* [Instructions for the task] Present the data once more in exactly its original form.

:: Material provided ::

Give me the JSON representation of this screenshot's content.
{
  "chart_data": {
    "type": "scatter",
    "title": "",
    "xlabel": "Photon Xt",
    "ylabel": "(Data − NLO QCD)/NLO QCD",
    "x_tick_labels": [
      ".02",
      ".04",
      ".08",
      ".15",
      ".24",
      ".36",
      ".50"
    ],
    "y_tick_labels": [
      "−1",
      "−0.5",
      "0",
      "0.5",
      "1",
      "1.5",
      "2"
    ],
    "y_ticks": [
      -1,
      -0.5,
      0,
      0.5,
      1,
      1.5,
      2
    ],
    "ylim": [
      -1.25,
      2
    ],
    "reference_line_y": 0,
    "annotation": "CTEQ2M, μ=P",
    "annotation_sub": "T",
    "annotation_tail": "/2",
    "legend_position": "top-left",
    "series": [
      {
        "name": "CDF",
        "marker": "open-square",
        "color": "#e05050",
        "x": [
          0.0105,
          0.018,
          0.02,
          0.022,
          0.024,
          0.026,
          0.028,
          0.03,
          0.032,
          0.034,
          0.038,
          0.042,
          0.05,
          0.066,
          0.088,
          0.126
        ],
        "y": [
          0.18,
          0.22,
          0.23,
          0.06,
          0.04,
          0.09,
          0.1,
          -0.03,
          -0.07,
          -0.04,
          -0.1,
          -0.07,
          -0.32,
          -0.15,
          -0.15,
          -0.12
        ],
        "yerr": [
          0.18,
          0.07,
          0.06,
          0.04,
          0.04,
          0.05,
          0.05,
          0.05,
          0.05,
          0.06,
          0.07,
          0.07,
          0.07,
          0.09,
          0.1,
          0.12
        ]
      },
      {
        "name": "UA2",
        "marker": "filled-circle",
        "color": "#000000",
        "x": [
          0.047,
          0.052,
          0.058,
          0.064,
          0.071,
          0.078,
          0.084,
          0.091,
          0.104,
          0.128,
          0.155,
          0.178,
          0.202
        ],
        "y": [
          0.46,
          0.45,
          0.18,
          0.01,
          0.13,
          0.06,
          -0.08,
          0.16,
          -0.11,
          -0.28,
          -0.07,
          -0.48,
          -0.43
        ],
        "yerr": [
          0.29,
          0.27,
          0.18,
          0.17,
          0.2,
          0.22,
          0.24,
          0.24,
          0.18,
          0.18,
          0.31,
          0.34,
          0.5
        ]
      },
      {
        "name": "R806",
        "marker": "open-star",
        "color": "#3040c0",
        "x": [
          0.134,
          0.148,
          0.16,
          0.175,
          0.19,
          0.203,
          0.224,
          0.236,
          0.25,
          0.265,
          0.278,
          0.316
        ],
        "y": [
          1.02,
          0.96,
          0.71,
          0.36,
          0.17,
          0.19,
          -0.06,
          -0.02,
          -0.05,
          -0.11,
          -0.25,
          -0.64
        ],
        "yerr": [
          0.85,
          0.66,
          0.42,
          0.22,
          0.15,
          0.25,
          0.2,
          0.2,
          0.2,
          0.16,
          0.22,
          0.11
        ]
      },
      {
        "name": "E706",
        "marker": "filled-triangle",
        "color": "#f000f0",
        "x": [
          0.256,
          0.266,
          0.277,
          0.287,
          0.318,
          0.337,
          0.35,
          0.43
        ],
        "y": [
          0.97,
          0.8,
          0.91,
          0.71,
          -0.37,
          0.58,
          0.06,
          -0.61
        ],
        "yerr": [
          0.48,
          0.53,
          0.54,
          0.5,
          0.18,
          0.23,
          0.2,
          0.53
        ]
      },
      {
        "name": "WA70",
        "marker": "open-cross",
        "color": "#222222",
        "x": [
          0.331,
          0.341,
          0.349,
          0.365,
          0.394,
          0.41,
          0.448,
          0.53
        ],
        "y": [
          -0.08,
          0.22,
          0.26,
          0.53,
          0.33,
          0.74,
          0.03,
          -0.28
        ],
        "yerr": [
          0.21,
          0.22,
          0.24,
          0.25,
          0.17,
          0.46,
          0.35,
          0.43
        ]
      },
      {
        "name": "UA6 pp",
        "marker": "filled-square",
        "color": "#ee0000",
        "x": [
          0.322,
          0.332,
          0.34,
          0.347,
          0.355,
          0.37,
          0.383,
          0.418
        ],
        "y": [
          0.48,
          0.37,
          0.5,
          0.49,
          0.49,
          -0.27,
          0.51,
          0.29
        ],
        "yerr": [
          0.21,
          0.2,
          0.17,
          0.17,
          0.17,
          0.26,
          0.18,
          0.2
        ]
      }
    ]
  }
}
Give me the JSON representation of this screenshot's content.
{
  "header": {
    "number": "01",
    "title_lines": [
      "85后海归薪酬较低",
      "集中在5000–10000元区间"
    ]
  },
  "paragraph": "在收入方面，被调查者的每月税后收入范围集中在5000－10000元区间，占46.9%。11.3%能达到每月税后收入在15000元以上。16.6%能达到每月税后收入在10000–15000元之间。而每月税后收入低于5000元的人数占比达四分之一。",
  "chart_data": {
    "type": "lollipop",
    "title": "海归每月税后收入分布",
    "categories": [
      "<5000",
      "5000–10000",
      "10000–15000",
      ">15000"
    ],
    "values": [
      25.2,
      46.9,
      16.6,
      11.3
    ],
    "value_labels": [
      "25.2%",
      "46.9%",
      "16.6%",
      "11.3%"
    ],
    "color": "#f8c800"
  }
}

:::

* [Complete response]
Give me the JSON representation of this screenshot's content.
{
  "chart_data": {
    "type": "scatter",
    "title": "",
    "xlabel": "Photon Xt",
    "ylabel": "(Data − NLO QCD)/NLO QCD",
    "x_tick_labels": [
      ".02",
      ".04",
      ".08",
      ".15",
      ".24",
      ".36",
      ".50"
    ],
    "y_tick_labels": [
      "−1",
      "−0.5",
      "0",
      "0.5",
      "1",
      "1.5",
      "2"
    ],
    "y_ticks": [
      -1,
      -0.5,
      0,
      0.5,
      1,
      1.5,
      2
    ],
    "ylim": [
      -1.25,
      2
    ],
    "reference_line_y": 0,
    "annotation": "CTEQ2M, μ=P",
    "annotation_sub": "T",
    "annotation_tail": "/2",
    "legend_position": "top-left",
    "series": [
      {
        "name": "CDF",
        "marker": "open-square",
        "color": "#e05050",
        "x": [
          0.0105,
          0.018,
          0.02,
          0.022,
          0.024,
          0.026,
          0.028,
          0.03,
          0.032,
          0.034,
          0.038,
          0.042,
          0.05,
          0.066,
          0.088,
          0.126
        ],
        "y": [
          0.18,
          0.22,
          0.23,
          0.06,
          0.04,
          0.09,
          0.1,
          -0.03,
          -0.07,
          -0.04,
          -0.1,
          -0.07,
          -0.32,
          -0.15,
          -0.15,
          -0.12
        ],
        "yerr": [
          0.18,
          0.07,
          0.06,
          0.04,
          0.04,
          0.05,
          0.05,
          0.05,
          0.05,
          0.06,
          0.07,
          0.07,
          0.07,
          0.09,
          0.1,
          0.12
        ]
      },
      {
        "name": "UA2",
        "marker": "filled-circle",
        "color": "#000000",
        "x": [
          0.047,
          0.052,
          0.058,
          0.064,
          0.071,
          0.078,
          0.084,
          0.091,
          0.104,
          0.128,
          0.155,
          0.178,
          0.202
        ],
        "y": [
          0.46,
          0.45,
          0.18,
          0.01,
          0.13,
          0.06,
          -0.08,
          0.16,
          -0.11,
          -0.28,
          -0.07,
          -0.48,
          -0.43
        ],
        "yerr": [
          0.29,
          0.27,
          0.18,
          0.17,
          0.2,
          0.22,
          0.24,
          0.24,
          0.18,
          0.18,
          0.31,
          0.34,
          0.5
        ]
      },
      {
        "name": "R806",
        "marker": "open-star",
        "color": "#3040c0",
        "x": [
          0.134,
          0.148,
          0.16,
          0.175,
          0.19,
          0.203,
          0.224,
          0.236,
          0.25,
          0.265,
          0.278,
          0.316
        ],
        "y": [
          1.02,
          0.96,
          0.71,
          0.36,
          0.17,
          0.19,
          -0.06,
          -0.02,
          -0.05,
          -0.11,
          -0.25,
          -0.64
        ],
        "yerr": [
          0.85,
          0.66,
          0.42,
          0.22,
          0.15,
          0.25,
          0.2,
          0.2,
          0.2,
          0.16,
          0.22,
          0.11
        ]
      },
      {
        "name": "E706",
        "marker": "filled-triangle",
        "color": "#f000f0",
        "x": [
          0.256,
          0.266,
          0.277,
          0.287,
          0.318,
          0.337,
          0.35,
          0.43
        ],
        "y": [
          0.97,
          0.8,
          0.91,
          0.71,
          -0.37,
          0.58,
          0.06,
          -0.61
        ],
        "yerr": [
          0.48,
          0.53,
          0.54,
          0.5,
          0.18,
          0.23,
          0.2,
          0.53
        ]
      },
      {
        "name": "WA70",
        "marker": "open-cross",
        "color": "#222222",
        "x": [
          0.331,
          0.341,
          0.349,
          0.365,
          0.394,
          0.41,
          0.448,
          0.53
        ],
        "y": [
          -0.08,
          0.22,
          0.26,
          0.53,
          0.33,
          0.74,
          0.03,
          -0.28
        ],
        "yerr": [
          0.21,
          0.22,
          0.24,
          0.25,
          0.17,
          0.46,
          0.35,
          0.43
        ]
      },
      {
        "name": "UA6 pp",
        "marker": "filled-square",
        "color": "#ee0000",
        "x": [
          0.322,
          0.332,
          0.34,
          0.347,
          0.355,
          0.37,
          0.383,
          0.418
        ],
        "y": [
          0.48,
          0.37,
          0.5,
          0.49,
          0.49,
          -0.27,
          0.51,
          0.29
        ],
        "yerr": [
          0.21,
          0.2,
          0.17,
          0.17,
          0.17,
          0.26,
          0.18,
          0.2
        ]
      }
    ]
  }
}
Give me the JSON representation of this screenshot's content.
{
  "header": {
    "number": "01",
    "title_lines": [
      "85后海归薪酬较低",
      "集中在5000–10000元区间"
    ]
  },
  "paragraph": "在收入方面，被调查者的每月税后收入范围集中在5000－10000元区间，占46.9%。11.3%能达到每月税后收入在15000元以上。16.6%能达到每月税后收入在10000–15000元之间。而每月税后收入低于5000元的人数占比达四分之一。",
  "chart_data": {
    "type": "lollipop",
    "title": "海归每月税后收入分布",
    "categories": [
      "<5000",
      "5000–10000",
      "10000–15000",
      ">15000"
    ],
    "values": [
      25.2,
      46.9,
      16.6,
      11.3
    ],
    "value_labels": [
      "25.2%",
      "46.9%",
      "16.6%",
      "11.3%"
    ],
    "color": "#f8c800"
  }
}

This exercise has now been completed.